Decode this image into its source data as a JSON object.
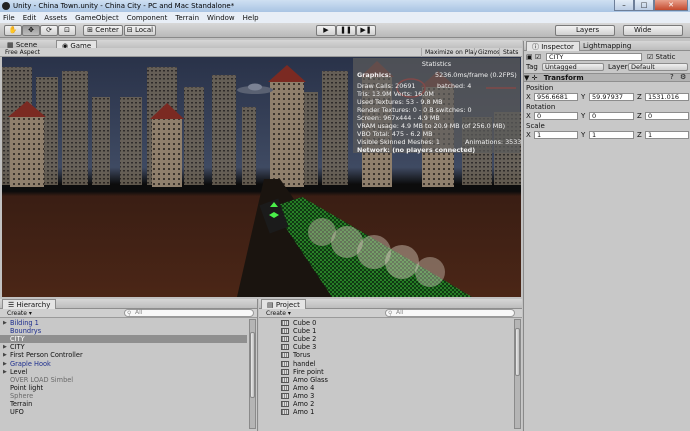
{
  "window": {
    "title": "Unity - China Town.unity - China City - PC and Mac Standalone*",
    "min": "–",
    "max": "□",
    "close": "✕"
  },
  "menu": [
    "File",
    "Edit",
    "Assets",
    "GameObject",
    "Component",
    "Terrain",
    "Window",
    "Help"
  ],
  "toolbar": {
    "pivot_label": "Center",
    "space_label": "Local",
    "layers_label": "Layers",
    "layout_label": "Wide",
    "play": "▶",
    "pause": "❚❚",
    "step": "▶❚"
  },
  "scene_tabs": {
    "scene": "Scene",
    "game": "Game"
  },
  "game_bar": {
    "aspect": "Free Aspect",
    "maximize": "Maximize on Play",
    "gizmos": "Gizmos",
    "stats": "Stats"
  },
  "stats": {
    "title": "Statistics",
    "graphics_label": "Graphics:",
    "frame_time": "5236.0ms/frame (0.2FPS)",
    "draw_calls": "Draw Calls: 20691",
    "batched": "batched: 4",
    "tris": "Tris: 13.9M  Verts: 16.0M",
    "textures": "Used Textures: 53 - 9.8 MB",
    "render_textures": "Render Textures: 0 - 0 B  switches: 0",
    "screen": "Screen: 967x444 - 4.9 MB",
    "vram": "VRAM usage: 4.9 MB to 20.9 MB (of 256.0 MB)",
    "vbo": "VBO Total: 475 - 6.2 MB",
    "skinned": "Visible Skinned Meshes: 1",
    "animations": "Animations: 3533",
    "network": "Network: (no players connected)"
  },
  "inspector": {
    "tab_inspector": "Inspector",
    "tab_lightmapping": "Lightmapping",
    "object_name": "CITY",
    "static_label": "Static",
    "tag_label": "Tag",
    "tag_value": "Untagged",
    "layer_label": "Layer",
    "layer_value": "Default",
    "component": "Transform",
    "position_label": "Position",
    "rotation_label": "Rotation",
    "scale_label": "Scale",
    "position": {
      "x": "956.6681",
      "y": "59.97937",
      "z": "1531.016"
    },
    "rotation": {
      "x": "0",
      "y": "0",
      "z": "0"
    },
    "scale": {
      "x": "1",
      "y": "1",
      "z": "1"
    },
    "axis_x": "X",
    "axis_y": "Y",
    "axis_z": "Z"
  },
  "hierarchy": {
    "title": "Hierarchy",
    "create": "Create ▾",
    "search_placeholder": "All",
    "items": [
      {
        "label": "Bilding 1",
        "expand": "▶",
        "style": "prefab"
      },
      {
        "label": "Boundrys",
        "expand": "",
        "style": "prefab"
      },
      {
        "label": "CITY",
        "expand": "",
        "style": "sel"
      },
      {
        "label": "CITY",
        "expand": "▶",
        "style": ""
      },
      {
        "label": "First Person Controller",
        "expand": "▶",
        "style": ""
      },
      {
        "label": "Graple Hook",
        "expand": "▶",
        "style": "prefab"
      },
      {
        "label": "Level",
        "expand": "▶",
        "style": ""
      },
      {
        "label": "OVER LOAD Simbel",
        "expand": "",
        "style": "grey"
      },
      {
        "label": "Point light",
        "expand": "",
        "style": ""
      },
      {
        "label": "Sphere",
        "expand": "",
        "style": "grey"
      },
      {
        "label": "Terrain",
        "expand": "",
        "style": ""
      },
      {
        "label": "UFO",
        "expand": "",
        "style": ""
      }
    ]
  },
  "project": {
    "title": "Project",
    "create": "Create ▾",
    "search_placeholder": "All",
    "items": [
      "Cube 0",
      "Cube 1",
      "Cube 2",
      "Cube 3",
      "Torus",
      "handel",
      "Fire point",
      "Amo Glass",
      "Amo 4",
      "Amo 3",
      "Amo 2",
      "Amo 1"
    ]
  }
}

Instructions to follow ▸ Leave out all images, then reproduce the entries above exactly.

Correct output ▸
Decode this image into its source data as a JSON object.
{
  "window": {
    "title": "Unity - China Town.unity - China City - PC and Mac Standalone*",
    "min": "–",
    "max": "□",
    "close": "✕"
  },
  "menu": [
    "File",
    "Edit",
    "Assets",
    "GameObject",
    "Component",
    "Terrain",
    "Window",
    "Help"
  ],
  "toolbar": {
    "pivot_label": "Center",
    "space_label": "Local",
    "layers_label": "Layers",
    "layout_label": "Wide",
    "play": "▶",
    "pause": "❚❚",
    "step": "▶❚"
  },
  "scene_tabs": {
    "scene": "Scene",
    "game": "Game"
  },
  "game_bar": {
    "aspect": "Free Aspect",
    "maximize": "Maximize on Play",
    "gizmos": "Gizmos",
    "stats": "Stats"
  },
  "stats": {
    "title": "Statistics",
    "graphics_label": "Graphics:",
    "frame_time": "5236.0ms/frame (0.2FPS)",
    "draw_calls": "Draw Calls: 20691",
    "batched": "batched: 4",
    "tris": "Tris: 13.9M  Verts: 16.0M",
    "textures": "Used Textures: 53 - 9.8 MB",
    "render_textures": "Render Textures: 0 - 0 B  switches: 0",
    "screen": "Screen: 967x444 - 4.9 MB",
    "vram": "VRAM usage: 4.9 MB to 20.9 MB (of 256.0 MB)",
    "vbo": "VBO Total: 475 - 6.2 MB",
    "skinned": "Visible Skinned Meshes: 1",
    "animations": "Animations: 3533",
    "network": "Network: (no players connected)"
  },
  "inspector": {
    "tab_inspector": "Inspector",
    "tab_lightmapping": "Lightmapping",
    "object_name": "CITY",
    "static_label": "Static",
    "tag_label": "Tag",
    "tag_value": "Untagged",
    "layer_label": "Layer",
    "layer_value": "Default",
    "component": "Transform",
    "position_label": "Position",
    "rotation_label": "Rotation",
    "scale_label": "Scale",
    "position": {
      "x": "956.6681",
      "y": "59.97937",
      "z": "1531.016"
    },
    "rotation": {
      "x": "0",
      "y": "0",
      "z": "0"
    },
    "scale": {
      "x": "1",
      "y": "1",
      "z": "1"
    },
    "axis_x": "X",
    "axis_y": "Y",
    "axis_z": "Z"
  },
  "hierarchy": {
    "title": "Hierarchy",
    "create": "Create ▾",
    "search_placeholder": "All",
    "items": [
      {
        "label": "Bilding 1",
        "expand": "▶",
        "style": "prefab"
      },
      {
        "label": "Boundrys",
        "expand": "",
        "style": "prefab"
      },
      {
        "label": "CITY",
        "expand": "",
        "style": "sel"
      },
      {
        "label": "CITY",
        "expand": "▶",
        "style": ""
      },
      {
        "label": "First Person Controller",
        "expand": "▶",
        "style": ""
      },
      {
        "label": "Graple Hook",
        "expand": "▶",
        "style": "prefab"
      },
      {
        "label": "Level",
        "expand": "▶",
        "style": ""
      },
      {
        "label": "OVER LOAD Simbel",
        "expand": "",
        "style": "grey"
      },
      {
        "label": "Point light",
        "expand": "",
        "style": ""
      },
      {
        "label": "Sphere",
        "expand": "",
        "style": "grey"
      },
      {
        "label": "Terrain",
        "expand": "",
        "style": ""
      },
      {
        "label": "UFO",
        "expand": "",
        "style": ""
      }
    ]
  },
  "project": {
    "title": "Project",
    "create": "Create ▾",
    "search_placeholder": "All",
    "items": [
      "Cube 0",
      "Cube 1",
      "Cube 2",
      "Cube 3",
      "Torus",
      "handel",
      "Fire point",
      "Amo Glass",
      "Amo 4",
      "Amo 3",
      "Amo 2",
      "Amo 1"
    ]
  }
}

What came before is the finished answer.